Return the records that follow, matching each one exactly.

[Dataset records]
● ● ● ● ● ● ●
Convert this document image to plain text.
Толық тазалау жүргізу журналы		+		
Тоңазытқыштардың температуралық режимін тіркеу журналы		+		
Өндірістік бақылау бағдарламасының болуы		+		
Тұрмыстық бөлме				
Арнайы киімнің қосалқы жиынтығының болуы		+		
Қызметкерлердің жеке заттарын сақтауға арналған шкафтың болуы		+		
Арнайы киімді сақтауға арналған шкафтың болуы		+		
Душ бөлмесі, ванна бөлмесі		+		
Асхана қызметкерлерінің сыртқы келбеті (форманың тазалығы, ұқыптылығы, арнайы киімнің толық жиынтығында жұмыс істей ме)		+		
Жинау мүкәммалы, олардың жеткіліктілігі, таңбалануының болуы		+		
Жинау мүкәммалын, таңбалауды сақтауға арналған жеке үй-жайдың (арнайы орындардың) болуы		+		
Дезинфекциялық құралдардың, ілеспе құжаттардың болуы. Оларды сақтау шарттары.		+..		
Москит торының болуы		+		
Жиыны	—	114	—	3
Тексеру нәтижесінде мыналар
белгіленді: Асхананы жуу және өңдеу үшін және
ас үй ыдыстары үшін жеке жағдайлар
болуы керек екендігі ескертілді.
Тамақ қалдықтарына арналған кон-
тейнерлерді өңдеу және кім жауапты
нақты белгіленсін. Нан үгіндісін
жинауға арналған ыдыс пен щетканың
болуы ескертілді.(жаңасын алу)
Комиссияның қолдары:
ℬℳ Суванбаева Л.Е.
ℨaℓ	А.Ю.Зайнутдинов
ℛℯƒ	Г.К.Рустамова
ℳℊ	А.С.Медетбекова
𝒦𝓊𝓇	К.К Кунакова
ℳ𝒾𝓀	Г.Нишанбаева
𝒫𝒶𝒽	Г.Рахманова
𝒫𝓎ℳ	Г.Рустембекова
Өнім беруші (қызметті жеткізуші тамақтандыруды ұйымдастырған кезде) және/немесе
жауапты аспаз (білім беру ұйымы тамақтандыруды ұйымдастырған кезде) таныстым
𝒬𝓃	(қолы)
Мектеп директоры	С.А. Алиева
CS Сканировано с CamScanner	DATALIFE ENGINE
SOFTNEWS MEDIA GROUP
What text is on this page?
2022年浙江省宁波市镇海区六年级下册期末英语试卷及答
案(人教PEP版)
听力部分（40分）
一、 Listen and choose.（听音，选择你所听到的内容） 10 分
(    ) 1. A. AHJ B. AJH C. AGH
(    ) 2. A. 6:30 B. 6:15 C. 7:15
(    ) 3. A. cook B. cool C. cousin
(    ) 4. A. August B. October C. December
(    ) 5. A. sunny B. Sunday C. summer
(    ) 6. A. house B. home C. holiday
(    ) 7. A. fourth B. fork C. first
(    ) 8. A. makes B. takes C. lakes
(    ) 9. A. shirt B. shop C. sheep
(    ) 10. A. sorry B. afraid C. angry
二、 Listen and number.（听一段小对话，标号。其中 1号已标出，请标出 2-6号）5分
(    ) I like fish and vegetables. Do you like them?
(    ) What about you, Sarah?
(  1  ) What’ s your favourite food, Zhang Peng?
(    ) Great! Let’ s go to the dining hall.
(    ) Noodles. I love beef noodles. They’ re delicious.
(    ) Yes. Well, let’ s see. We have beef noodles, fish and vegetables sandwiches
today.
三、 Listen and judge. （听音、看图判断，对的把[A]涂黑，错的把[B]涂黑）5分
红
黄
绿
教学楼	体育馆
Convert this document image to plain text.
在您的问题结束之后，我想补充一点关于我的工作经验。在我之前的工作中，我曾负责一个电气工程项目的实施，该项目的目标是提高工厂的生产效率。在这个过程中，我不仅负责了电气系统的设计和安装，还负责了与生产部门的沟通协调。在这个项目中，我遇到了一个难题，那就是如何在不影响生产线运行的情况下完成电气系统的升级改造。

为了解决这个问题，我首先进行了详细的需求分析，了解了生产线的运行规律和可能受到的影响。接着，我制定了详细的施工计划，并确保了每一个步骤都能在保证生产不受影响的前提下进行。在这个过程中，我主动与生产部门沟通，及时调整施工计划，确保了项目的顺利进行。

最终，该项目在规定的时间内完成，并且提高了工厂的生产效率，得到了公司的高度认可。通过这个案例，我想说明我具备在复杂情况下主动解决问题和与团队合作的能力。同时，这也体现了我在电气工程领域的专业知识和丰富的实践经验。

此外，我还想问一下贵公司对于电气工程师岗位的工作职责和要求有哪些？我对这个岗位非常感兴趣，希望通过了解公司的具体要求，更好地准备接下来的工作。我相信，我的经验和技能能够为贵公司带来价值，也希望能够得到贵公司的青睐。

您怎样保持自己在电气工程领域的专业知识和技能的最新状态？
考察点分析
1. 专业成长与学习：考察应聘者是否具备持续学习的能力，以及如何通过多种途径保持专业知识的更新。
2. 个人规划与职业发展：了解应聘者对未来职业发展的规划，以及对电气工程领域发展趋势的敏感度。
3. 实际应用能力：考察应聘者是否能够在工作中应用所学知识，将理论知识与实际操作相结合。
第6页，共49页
● ● ● ● ● ● ●
* OUTPUT FOR THIS TASK:
Convert this document image to plain text.
Толық тазалау жүргізу журналы		+		
Тоңазытқыштардың температуралық режимін тіркеу журналы		+		
Өндірістік бақылау бағдарламасының болуы		+		
Тұрмыстық бөлме				
Арнайы киімнің қосалқы жиынтығының болуы		+		
Қызметкерлердің жеке заттарын сақтауға арналған шкафтың болуы		+		
Арнайы киімді сақтауға арналған шкафтың болуы		+		
Душ бөлмесі, ванна бөлмесі		+		
Асхана қызметкерлерінің сыртқы келбеті (форманың тазалығы, ұқыптылығы, арнайы киімнің толық жиынтығында жұмыс істей ме)		+		
Жинау мүкәммалы, олардың жеткіліктілігі, таңбалануының болуы		+		
Жинау мүкәммалын, таңбалауды сақтауға арналған жеке үй-жайдың (арнайы орындардың) болуы		+		
Дезинфекциялық құралдардың, ілеспе құжаттардың болуы. Оларды сақтау шарттары.		+..		
Москит торының болуы		+		
Жиыны	—	114	—	3
Тексеру нәтижесінде мыналар
белгіленді: Асхананы жуу және өңдеу үшін және
ас үй ыдыстары үшін жеке жағдайлар
болуы керек екендігі ескертілді.
Тамақ қалдықтарына арналған кон-
тейнерлерді өңдеу және кім жауапты
нақты белгіленсін. Нан үгіндісін
жинауға арналған ыдыс пен щетканың
болуы ескертілді.(жаңасын алу)
Комиссияның қолдары:
ℬℳ Суванбаева Л.Е.
ℨaℓ	А.Ю.Зайнутдинов
ℛℯƒ	Г.К.Рустамова
ℳℊ	А.С.Медетбекова
𝒦𝓊𝓇	К.К Кунакова
ℳ𝒾𝓀	Г.Нишанбаева
𝒫𝒶𝒽	Г.Рахманова
𝒫𝓎ℳ	Г.Рустембекова
Өнім беруші (қызметті жеткізуші тамақтандыруды ұйымдастырған кезде) және/немесе
жауапты аспаз (білім беру ұйымы тамақтандыруды ұйымдастырған кезде) таныстым
𝒬𝓃	(қолы)
Мектеп директоры	С.А. Алиева
CS Сканировано с CamScanner	DATALIFE ENGINE
SOFTNEWS MEDIA GROUP
What text is on this page?
2022年浙江省宁波市镇海区六年级下册期末英语试卷及答
案(人教PEP版)
听力部分（40分）
一、 Listen and choose.（听音，选择你所听到的内容） 10 分
(    ) 1. A. AHJ B. AJH C. AGH
(    ) 2. A. 6:30 B. 6:15 C. 7:15
(    ) 3. A. cook B. cool C. cousin
(    ) 4. A. August B. October C. December
(    ) 5. A. sunny B. Sunday C. summer
(    ) 6. A. house B. home C. holiday
(    ) 7. A. fourth B. fork C. first
(    ) 8. A. makes B. takes C. lakes
(    ) 9. A. shirt B. shop C. sheep
(    ) 10. A. sorry B. afraid C. angry
二、 Listen and number.（听一段小对话，标号。其中 1号已标出，请标出 2-6号）5分
(    ) I like fish and vegetables. Do you like them?
(    ) What about you, Sarah?
(  1  ) What’ s your favourite food, Zhang Peng?
(    ) Great! Let’ s go to the dining hall.
(    ) Noodles. I love beef noodles. They’ re delicious.
(    ) Yes. Well, let’ s see. We have beef noodles, fish and vegetables sandwiches
today.
三、 Listen and judge. （听音、看图判断，对的把[A]涂黑，错的把[B]涂黑）5分
红
黄
绿
教学楼	体育馆
Convert this document image to plain text.
在您的问题结束之后，我想补充一点关于我的工作经验。在我之前的工作中，我曾负责一个电气工程项目的实施，该项目的目标是提高工厂的生产效率。在这个过程中，我不仅负责了电气系统的设计和安装，还负责了与生产部门的沟通协调。在这个项目中，我遇到了一个难题，那就是如何在不影响生产线运行的情况下完成电气系统的升级改造。

为了解决这个问题，我首先进行了详细的需求分析，了解了生产线的运行规律和可能受到的影响。接着，我制定了详细的施工计划，并确保了每一个步骤都能在保证生产不受影响的前提下进行。在这个过程中，我主动与生产部门沟通，及时调整施工计划，确保了项目的顺利进行。

最终，该项目在规定的时间内完成，并且提高了工厂的生产效率，得到了公司的高度认可。通过这个案例，我想说明我具备在复杂情况下主动解决问题和与团队合作的能力。同时，这也体现了我在电气工程领域的专业知识和丰富的实践经验。

此外，我还想问一下贵公司对于电气工程师岗位的工作职责和要求有哪些？我对这个岗位非常感兴趣，希望通过了解公司的具体要求，更好地准备接下来的工作。我相信，我的经验和技能能够为贵公司带来价值，也希望能够得到贵公司的青睐。

您怎样保持自己在电气工程领域的专业知识和技能的最新状态？
考察点分析
1. 专业成长与学习：考察应聘者是否具备持续学习的能力，以及如何通过多种途径保持专业知识的更新。
2. 个人规划与职业发展：了解应聘者对未来职业发展的规划，以及对电气工程领域发展趋势的敏感度。
3. 实际应用能力：考察应聘者是否能够在工作中应用所学知识，将理论知识与实际操作相结合。
第6页，共49页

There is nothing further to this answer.